TASK STATEMENT: Skip the pictures. Transcribe the rest of the data below without changing a word.

-- -- --

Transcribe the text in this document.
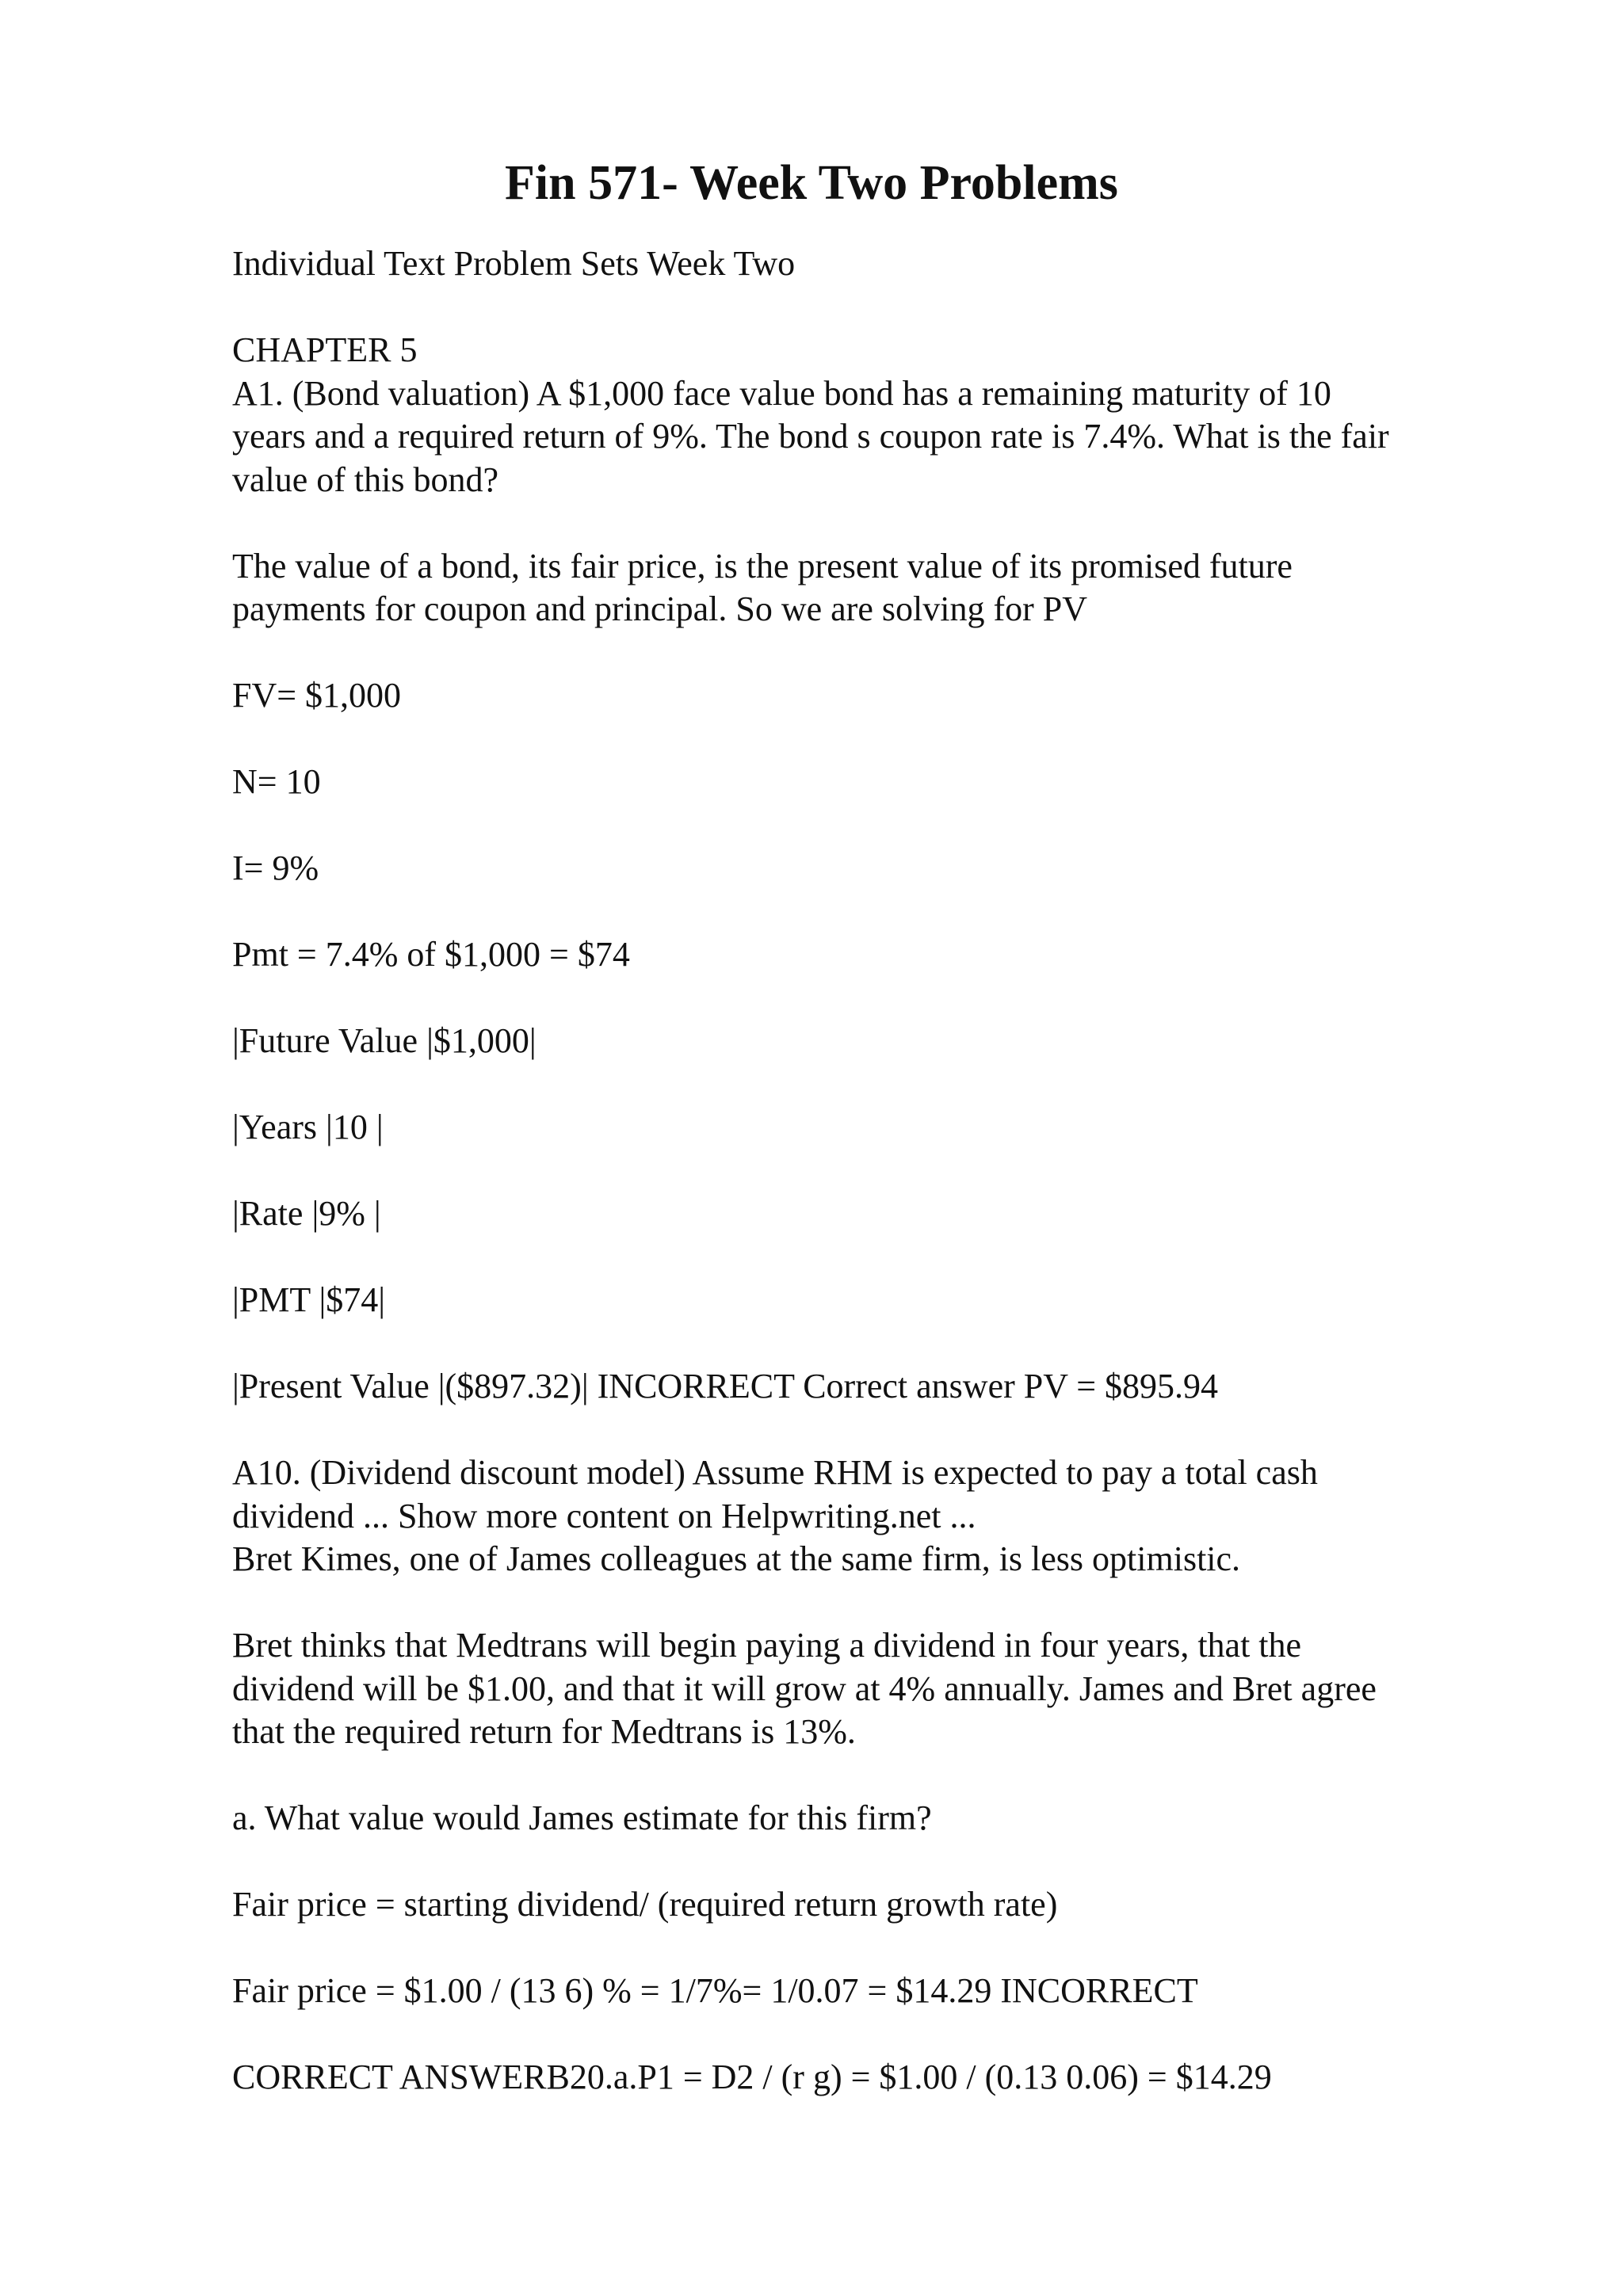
Fin 571- Week Two Problems

Individual Text Problem Sets Week Two

CHAPTER 5
A1. (Bond valuation) A $1,000 face value bond has a remaining maturity of 10
years and a required return of 9%. The bond s coupon rate is 7.4%. What is the fair
value of this bond?

The value of a bond, its fair price, is the present value of its promised future
payments for coupon and principal. So we are solving for PV

FV= $1,000

N= 10

I= 9%

Pmt = 7.4% of $1,000 = $74

|Future Value |$1,000|

|Years |10 |

|Rate |9% |

|PMT |$74|

|Present Value |($897.32)| INCORRECT Correct answer PV = $895.94

A10. (Dividend discount model) Assume RHM is expected to pay a total cash
dividend ... Show more content on Helpwriting.net ...
Bret Kimes, one of James colleagues at the same firm, is less optimistic.

Bret thinks that Medtrans will begin paying a dividend in four years, that the
dividend will be $1.00, and that it will grow at 4% annually. James and Bret agree
that the required return for Medtrans is 13%.

a. What value would James estimate for this firm?

Fair price = starting dividend/ (required return growth rate)

Fair price = $1.00 / (13 6) % = 1/7%= 1/0.07 = $14.29 INCORRECT

CORRECT ANSWERB20.a.P1 = D2 / (r g) = $1.00 / (0.13 0.06) = $14.29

-- -- --

EXERCISE SOLUTION:
Transcribe the text in this document.
Fin 571- Week Two Problems

Individual Text Problem Sets Week Two

CHAPTER 5
A1. (Bond valuation) A $1,000 face value bond has a remaining maturity of 10
years and a required return of 9%. The bond s coupon rate is 7.4%. What is the fair
value of this bond?

The value of a bond, its fair price, is the present value of its promised future
payments for coupon and principal. So we are solving for PV

FV= $1,000

N= 10

I= 9%

Pmt = 7.4% of $1,000 = $74

|Future Value |$1,000|

|Years |10 |

|Rate |9% |

|PMT |$74|

|Present Value |($897.32)| INCORRECT Correct answer PV = $895.94

A10. (Dividend discount model) Assume RHM is expected to pay a total cash
dividend ... Show more content on Helpwriting.net ...
Bret Kimes, one of James colleagues at the same firm, is less optimistic.

Bret thinks that Medtrans will begin paying a dividend in four years, that the
dividend will be $1.00, and that it will grow at 4% annually. James and Bret agree
that the required return for Medtrans is 13%.

a. What value would James estimate for this firm?

Fair price = starting dividend/ (required return growth rate)

Fair price = $1.00 / (13 6) % = 1/7%= 1/0.07 = $14.29 INCORRECT

CORRECT ANSWERB20.a.P1 = D2 / (r g) = $1.00 / (0.13 0.06) = $14.29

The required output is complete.